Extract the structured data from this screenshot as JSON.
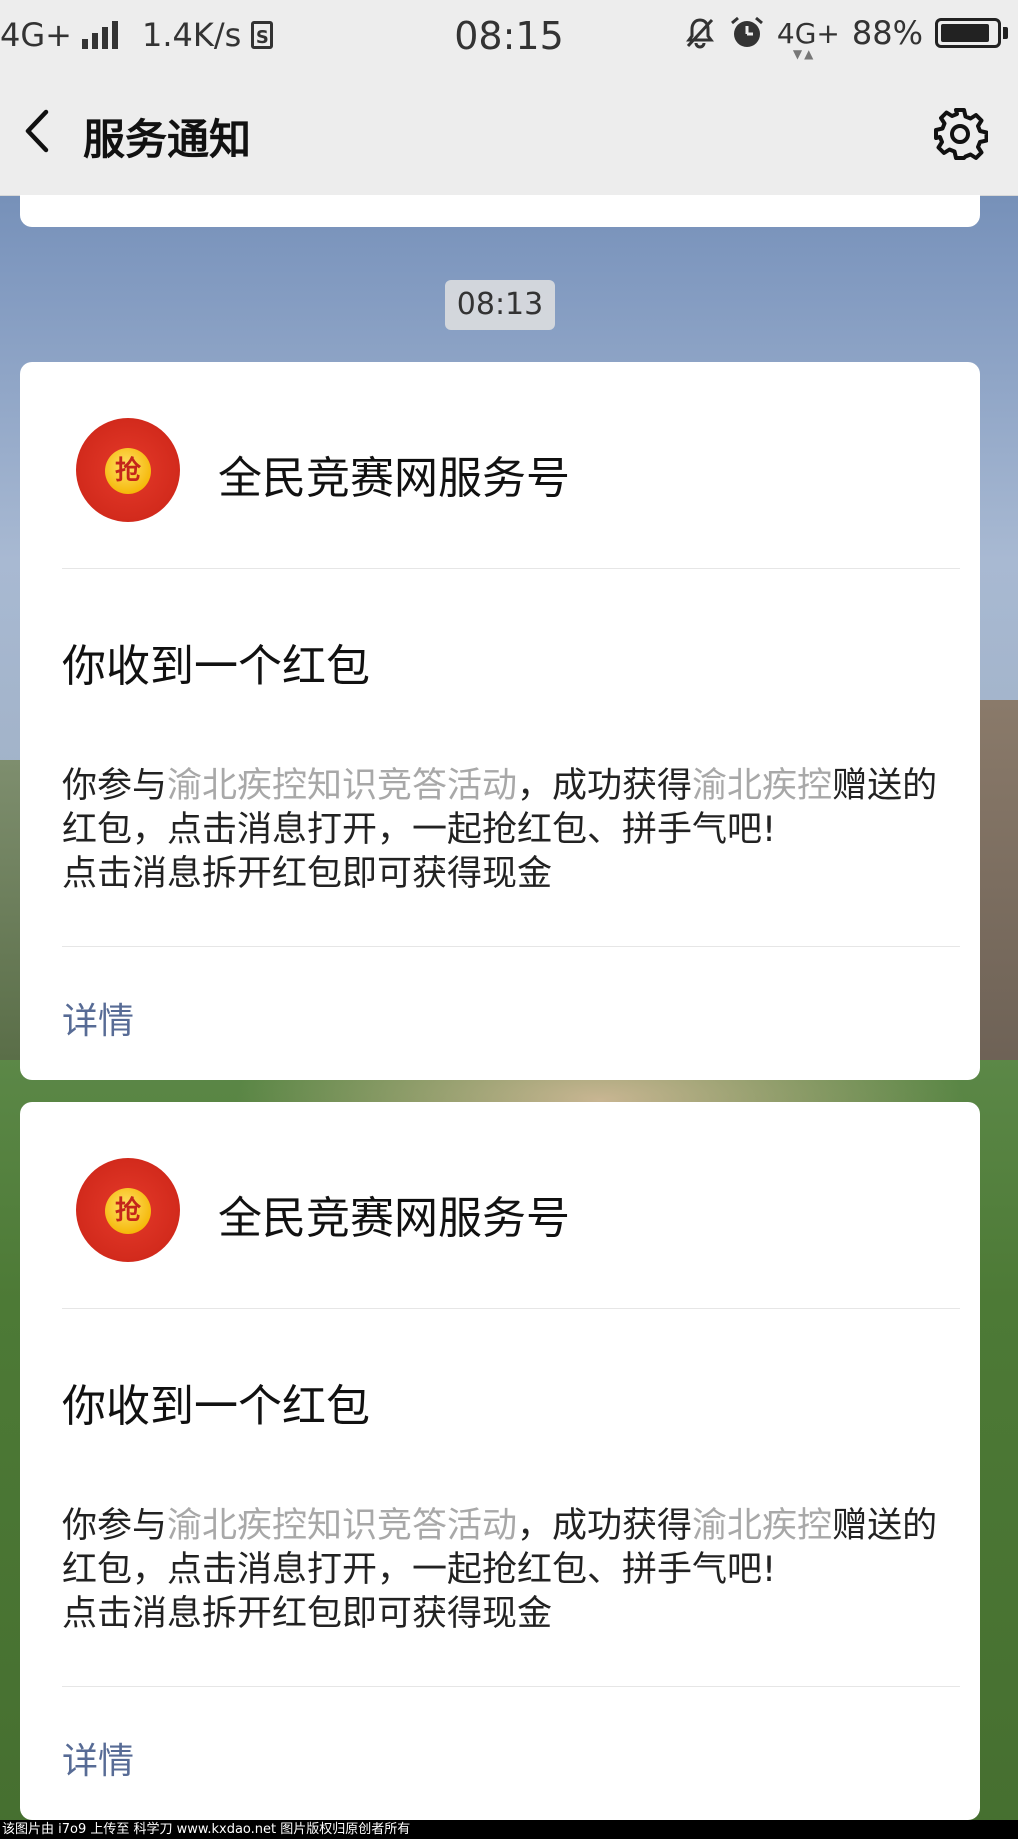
{
  "status_bar": {
    "network_left": "4G+",
    "speed": "1.4K/s",
    "sim_label": "S",
    "time": "08:15",
    "network_right": "4G+",
    "battery": "88%",
    "battery_level": 0.88
  },
  "nav": {
    "title": "服务通知"
  },
  "timestamp": "08:13",
  "cards": [
    {
      "avatar_glyph": "抢",
      "account": "全民竞赛网服务号",
      "title": "你收到一个红包",
      "body": {
        "t1": "你参与",
        "h1": "渝北疾控知识竞答活动",
        "t2": "，成功获得",
        "h2": "渝北疾控",
        "t3": "赠送的红包，点击消息打开，一起抢红包、拼手气吧!",
        "t4": "点击消息拆开红包即可获得现金"
      },
      "details": "详情"
    },
    {
      "avatar_glyph": "抢",
      "account": "全民竞赛网服务号",
      "title": "你收到一个红包",
      "body": {
        "t1": "你参与",
        "h1": "渝北疾控知识竞答活动",
        "t2": "，成功获得",
        "h2": "渝北疾控",
        "t3": "赠送的红包，点击消息打开，一起抢红包、拼手气吧!",
        "t4": "点击消息拆开红包即可获得现金"
      },
      "details": "详情"
    }
  ],
  "footer": "该图片由 i7o9 上传至 科学刀 www.kxdao.net 图片版权归原创者所有",
  "colors": {
    "link": "#576b95",
    "highlight": "#a8a8a8",
    "bar_bg": "#ededed"
  }
}
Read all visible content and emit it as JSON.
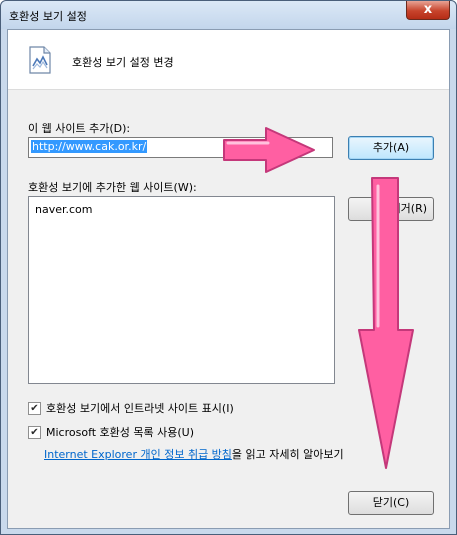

....

_Directions for this task_.
Omit the pictures and restate the rest of the records verbatim.

_Reply to the exercise_.
Extract the structured data from this screenshot as JSON.
{
  "status_bar": {
    "network_left": "4G+",
    "speed": "1.4K/s",
    "sim_label": "S",
    "time": "08:15",
    "network_right": "4G+",
    "battery": "88%",
    "battery_level": 0.88
  },
  "nav": {
    "title": "服务通知"
  },
  "timestamp": "08:13",
  "cards": [
    {
      "avatar_glyph": "抢",
      "account": "全民竞赛网服务号",
      "title": "你收到一个红包",
      "body": {
        "t1": "你参与",
        "h1": "渝北疾控知识竞答活动",
        "t2": "，成功获得",
        "h2": "渝北疾控",
        "t3": "赠送的红包，点击消息打开，一起抢红包、拼手气吧!",
        "t4": "点击消息拆开红包即可获得现金"
      },
      "details": "详情"
    },
    {
      "avatar_glyph": "抢",
      "account": "全民竞赛网服务号",
      "title": "你收到一个红包",
      "body": {
        "t1": "你参与",
        "h1": "渝北疾控知识竞答活动",
        "t2": "，成功获得",
        "h2": "渝北疾控",
        "t3": "赠送的红包，点击消息打开，一起抢红包、拼手气吧!",
        "t4": "点击消息拆开红包即可获得现金"
      },
      "details": "详情"
    }
  ],
  "footer": "该图片由 i7o9 上传至 科学刀 www.kxdao.net 图片版权归原创者所有",
  "colors": {
    "link": "#576b95",
    "highlight": "#a8a8a8",
    "bar_bg": "#ededed"
  }
}
Read all visible content and emit it as JSON.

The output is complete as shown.